● YOUR INSTRUCTIONS:
Restate each line of the listing exactly, without carrying over any pictures.

(Entries from a dataset)
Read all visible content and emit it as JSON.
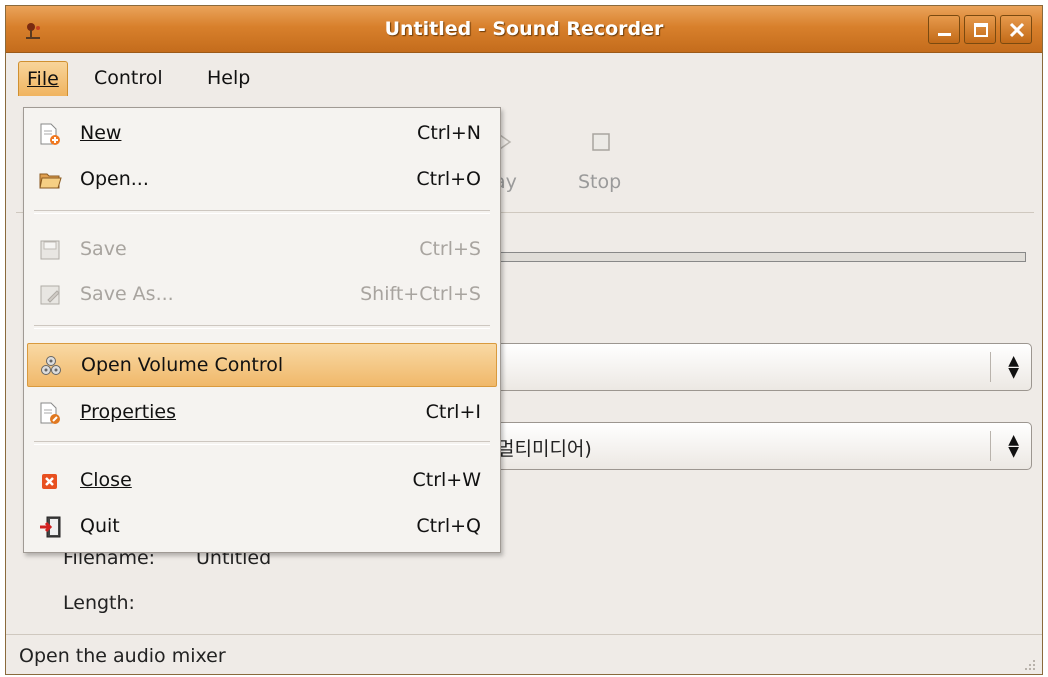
{
  "window": {
    "title": "Untitled - Sound Recorder"
  },
  "menubar": {
    "file": "File",
    "control": "Control",
    "help": "Help"
  },
  "toolbar": {
    "play_partial": "ay",
    "stop": "Stop"
  },
  "background": {
    "combo2_partial": "멀티미디어)",
    "filename_label": "Filename:",
    "filename_value": "Untitled",
    "length_label": "Length:"
  },
  "file_menu": {
    "items": [
      {
        "label": "New",
        "accel": "Ctrl+N",
        "icon": "new-file-icon",
        "enabled": true
      },
      {
        "label": "Open...",
        "accel": "Ctrl+O",
        "icon": "open-folder-icon",
        "enabled": true
      },
      {
        "label": "Save",
        "accel": "Ctrl+S",
        "icon": "save-icon",
        "enabled": false
      },
      {
        "label": "Save As...",
        "accel": "Shift+Ctrl+S",
        "icon": "save-as-icon",
        "enabled": false
      },
      {
        "label": "Open Volume Control",
        "accel": "",
        "icon": "volume-control-icon",
        "enabled": true,
        "highlighted": true
      },
      {
        "label": "Properties",
        "accel": "Ctrl+I",
        "icon": "properties-icon",
        "enabled": true
      },
      {
        "label": "Close",
        "accel": "Ctrl+W",
        "icon": "close-icon",
        "enabled": true
      },
      {
        "label": "Quit",
        "accel": "Ctrl+Q",
        "icon": "quit-icon",
        "enabled": true
      }
    ]
  },
  "statusbar": {
    "text": "Open the audio mixer"
  },
  "colors": {
    "titlebar": "#d8802c",
    "highlight": "#f0b86a",
    "window_bg": "#efebe7"
  }
}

● FINISHED EXERCISE:
Read all visible content and emit it as JSON.
{
  "window": {
    "title": "Untitled - Sound Recorder"
  },
  "menubar": {
    "file": "File",
    "control": "Control",
    "help": "Help"
  },
  "toolbar": {
    "play_partial": "ay",
    "stop": "Stop"
  },
  "background": {
    "combo2_partial": "멀티미디어)",
    "filename_label": "Filename:",
    "filename_value": "Untitled",
    "length_label": "Length:"
  },
  "file_menu": {
    "items": [
      {
        "label": "New",
        "accel": "Ctrl+N",
        "icon": "new-file-icon",
        "enabled": true
      },
      {
        "label": "Open...",
        "accel": "Ctrl+O",
        "icon": "open-folder-icon",
        "enabled": true
      },
      {
        "label": "Save",
        "accel": "Ctrl+S",
        "icon": "save-icon",
        "enabled": false
      },
      {
        "label": "Save As...",
        "accel": "Shift+Ctrl+S",
        "icon": "save-as-icon",
        "enabled": false
      },
      {
        "label": "Open Volume Control",
        "accel": "",
        "icon": "volume-control-icon",
        "enabled": true,
        "highlighted": true
      },
      {
        "label": "Properties",
        "accel": "Ctrl+I",
        "icon": "properties-icon",
        "enabled": true
      },
      {
        "label": "Close",
        "accel": "Ctrl+W",
        "icon": "close-icon",
        "enabled": true
      },
      {
        "label": "Quit",
        "accel": "Ctrl+Q",
        "icon": "quit-icon",
        "enabled": true
      }
    ]
  },
  "statusbar": {
    "text": "Open the audio mixer"
  },
  "colors": {
    "titlebar": "#d8802c",
    "highlight": "#f0b86a",
    "window_bg": "#efebe7"
  }
}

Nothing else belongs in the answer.